BEGIN Records for this task
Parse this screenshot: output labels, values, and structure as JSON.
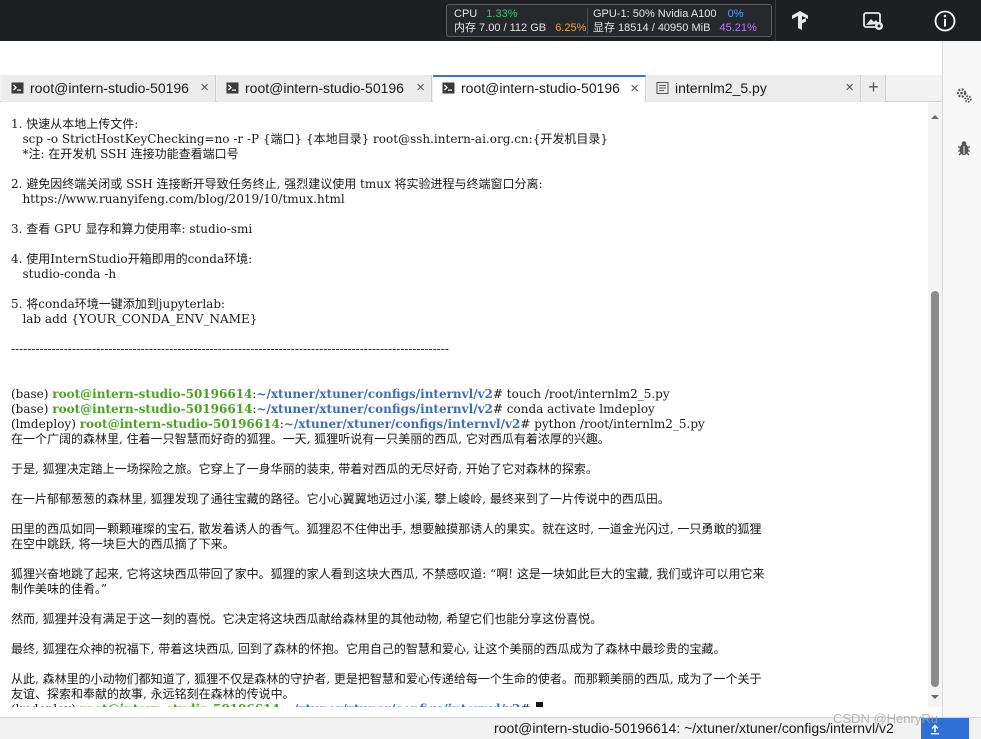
{
  "monitor": {
    "cpu_label": "CPU",
    "cpu_pct": "1.33%",
    "mem_text": "内存 7.00 / 112 GB",
    "mem_pct": "6.25%",
    "gpu_label": "GPU-1: 50% Nvidia A100",
    "gpu_pct": "0%",
    "vram_text": "显存 18514 / 40950 MiB",
    "vram_pct": "45.21%"
  },
  "topbar_icons": [
    "tensorflow-icon",
    "image-settings-icon",
    "info-icon"
  ],
  "tabs": [
    {
      "label": "root@intern-studio-50196",
      "icon": "terminal-icon",
      "active": false
    },
    {
      "label": "root@intern-studio-50196",
      "icon": "terminal-icon",
      "active": false
    },
    {
      "label": "root@intern-studio-50196",
      "icon": "terminal-icon",
      "active": true
    },
    {
      "label": "internlm2_5.py",
      "icon": "file-icon",
      "active": false
    }
  ],
  "tab_close_symbol": "×",
  "tab_add_symbol": "+",
  "terminal": {
    "lines": [
      "1. 快速从本地上传文件:",
      "   scp -o StrictHostKeyChecking=no -r -P {端口} {本地目录} root@ssh.intern-ai.org.cn:{开发机目录}",
      "   *注: 在开发机 SSH 连接功能查看端口号",
      "",
      "2. 避免因终端关闭或 SSH 连接断开导致任务终止, 强烈建议使用 tmux 将实验进程与终端窗口分离:",
      "   https://www.ruanyifeng.com/blog/2019/10/tmux.html",
      "",
      "3. 查看 GPU 显存和算力使用率: studio-smi",
      "",
      "4. 使用InternStudio开箱即用的conda环境:",
      "   studio-conda -h",
      "",
      "5. 将conda环境一键添加到jupyterlab:",
      "   lab add {YOUR_CONDA_ENV_NAME}",
      "",
      "------------------------------------------------------------------------------------------------------------"
    ],
    "prompts": [
      {
        "env": "(base) ",
        "user": "root@intern-studio-50196614",
        "path": "~/xtuner/xtuner/configs/internvl/v2",
        "cmd": "# touch /root/internlm2_5.py"
      },
      {
        "env": "(base) ",
        "user": "root@intern-studio-50196614",
        "path": "~/xtuner/xtuner/configs/internvl/v2",
        "cmd": "# conda activate lmdeploy"
      },
      {
        "env": "(lmdeploy) ",
        "user": "root@intern-studio-50196614",
        "path": "~/xtuner/xtuner/configs/internvl/v2",
        "cmd": "# python /root/internlm2_5.py"
      }
    ],
    "story": [
      "在一个广阔的森林里, 住着一只智慧而好奇的狐狸。一天, 狐狸听说有一只美丽的西瓜, 它对西瓜有着浓厚的兴趣。",
      "",
      "于是, 狐狸决定踏上一场探险之旅。它穿上了一身华丽的装束, 带着对西瓜的无尽好奇, 开始了它对森林的探索。",
      "",
      "在一片郁郁葱葱的森林里, 狐狸发现了通往宝藏的路径。它小心翼翼地迈过小溪, 攀上峻岭, 最终来到了一片传说中的西瓜田。",
      "",
      "田里的西瓜如同一颗颗璀璨的宝石, 散发着诱人的香气。狐狸忍不住伸出手, 想要触摸那诱人的果实。就在这时, 一道金光闪过, 一只勇敢的狐狸",
      "在空中跳跃, 将一块巨大的西瓜摘了下来。",
      "",
      "狐狸兴奋地跳了起来, 它将这块西瓜带回了家中。狐狸的家人看到这块大西瓜, 不禁感叹道: “啊! 这是一块如此巨大的宝藏, 我们或许可以用它来",
      "制作美味的佳肴。”",
      "",
      "然而, 狐狸并没有满足于这一刻的喜悦。它决定将这块西瓜献给森林里的其他动物, 希望它们也能分享这份喜悦。",
      "",
      "最终, 狐狸在众神的祝福下, 带着这块西瓜, 回到了森林的怀抱。它用自己的智慧和爱心, 让这个美丽的西瓜成为了森林中最珍贵的宝藏。",
      "",
      "从此, 森林里的小动物们都知道了, 狐狸不仅是森林的守护者, 更是把智慧和爱心传递给每一个生命的使者。而那颗美丽的西瓜, 成为了一个关于",
      "友谊、探索和奉献的故事, 永远铭刻在森林的传说中。"
    ],
    "final_prompt": {
      "env": "(lmdeploy) ",
      "user": "root@intern-studio-50196614",
      "path": "~/xtuner/xtuner/configs/internvl/v2",
      "cmd": "# "
    }
  },
  "right_icons": [
    "settings-gears-icon",
    "bug-icon"
  ],
  "status_path": "root@intern-studio-50196614: ~/xtuner/xtuner/configs/internvl/v2",
  "watermark": "CSDN @HenryRu"
}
END Records for this task
**Set exercise:** Transcribe every line in the entries above, taking out only the images.

**Output for this task:**
Parse this screenshot: output labels, values, and structure as JSON.
{
  "monitor": {
    "cpu_label": "CPU",
    "cpu_pct": "1.33%",
    "mem_text": "内存 7.00 / 112 GB",
    "mem_pct": "6.25%",
    "gpu_label": "GPU-1: 50% Nvidia A100",
    "gpu_pct": "0%",
    "vram_text": "显存 18514 / 40950 MiB",
    "vram_pct": "45.21%"
  },
  "topbar_icons": [
    "tensorflow-icon",
    "image-settings-icon",
    "info-icon"
  ],
  "tabs": [
    {
      "label": "root@intern-studio-50196",
      "icon": "terminal-icon",
      "active": false
    },
    {
      "label": "root@intern-studio-50196",
      "icon": "terminal-icon",
      "active": false
    },
    {
      "label": "root@intern-studio-50196",
      "icon": "terminal-icon",
      "active": true
    },
    {
      "label": "internlm2_5.py",
      "icon": "file-icon",
      "active": false
    }
  ],
  "tab_close_symbol": "×",
  "tab_add_symbol": "+",
  "terminal": {
    "lines": [
      "1. 快速从本地上传文件:",
      "   scp -o StrictHostKeyChecking=no -r -P {端口} {本地目录} root@ssh.intern-ai.org.cn:{开发机目录}",
      "   *注: 在开发机 SSH 连接功能查看端口号",
      "",
      "2. 避免因终端关闭或 SSH 连接断开导致任务终止, 强烈建议使用 tmux 将实验进程与终端窗口分离:",
      "   https://www.ruanyifeng.com/blog/2019/10/tmux.html",
      "",
      "3. 查看 GPU 显存和算力使用率: studio-smi",
      "",
      "4. 使用InternStudio开箱即用的conda环境:",
      "   studio-conda -h",
      "",
      "5. 将conda环境一键添加到jupyterlab:",
      "   lab add {YOUR_CONDA_ENV_NAME}",
      "",
      "------------------------------------------------------------------------------------------------------------"
    ],
    "prompts": [
      {
        "env": "(base) ",
        "user": "root@intern-studio-50196614",
        "path": "~/xtuner/xtuner/configs/internvl/v2",
        "cmd": "# touch /root/internlm2_5.py"
      },
      {
        "env": "(base) ",
        "user": "root@intern-studio-50196614",
        "path": "~/xtuner/xtuner/configs/internvl/v2",
        "cmd": "# conda activate lmdeploy"
      },
      {
        "env": "(lmdeploy) ",
        "user": "root@intern-studio-50196614",
        "path": "~/xtuner/xtuner/configs/internvl/v2",
        "cmd": "# python /root/internlm2_5.py"
      }
    ],
    "story": [
      "在一个广阔的森林里, 住着一只智慧而好奇的狐狸。一天, 狐狸听说有一只美丽的西瓜, 它对西瓜有着浓厚的兴趣。",
      "",
      "于是, 狐狸决定踏上一场探险之旅。它穿上了一身华丽的装束, 带着对西瓜的无尽好奇, 开始了它对森林的探索。",
      "",
      "在一片郁郁葱葱的森林里, 狐狸发现了通往宝藏的路径。它小心翼翼地迈过小溪, 攀上峻岭, 最终来到了一片传说中的西瓜田。",
      "",
      "田里的西瓜如同一颗颗璀璨的宝石, 散发着诱人的香气。狐狸忍不住伸出手, 想要触摸那诱人的果实。就在这时, 一道金光闪过, 一只勇敢的狐狸",
      "在空中跳跃, 将一块巨大的西瓜摘了下来。",
      "",
      "狐狸兴奋地跳了起来, 它将这块西瓜带回了家中。狐狸的家人看到这块大西瓜, 不禁感叹道: “啊! 这是一块如此巨大的宝藏, 我们或许可以用它来",
      "制作美味的佳肴。”",
      "",
      "然而, 狐狸并没有满足于这一刻的喜悦。它决定将这块西瓜献给森林里的其他动物, 希望它们也能分享这份喜悦。",
      "",
      "最终, 狐狸在众神的祝福下, 带着这块西瓜, 回到了森林的怀抱。它用自己的智慧和爱心, 让这个美丽的西瓜成为了森林中最珍贵的宝藏。",
      "",
      "从此, 森林里的小动物们都知道了, 狐狸不仅是森林的守护者, 更是把智慧和爱心传递给每一个生命的使者。而那颗美丽的西瓜, 成为了一个关于",
      "友谊、探索和奉献的故事, 永远铭刻在森林的传说中。"
    ],
    "final_prompt": {
      "env": "(lmdeploy) ",
      "user": "root@intern-studio-50196614",
      "path": "~/xtuner/xtuner/configs/internvl/v2",
      "cmd": "# "
    }
  },
  "right_icons": [
    "settings-gears-icon",
    "bug-icon"
  ],
  "status_path": "root@intern-studio-50196614: ~/xtuner/xtuner/configs/internvl/v2",
  "watermark": "CSDN @HenryRu"
}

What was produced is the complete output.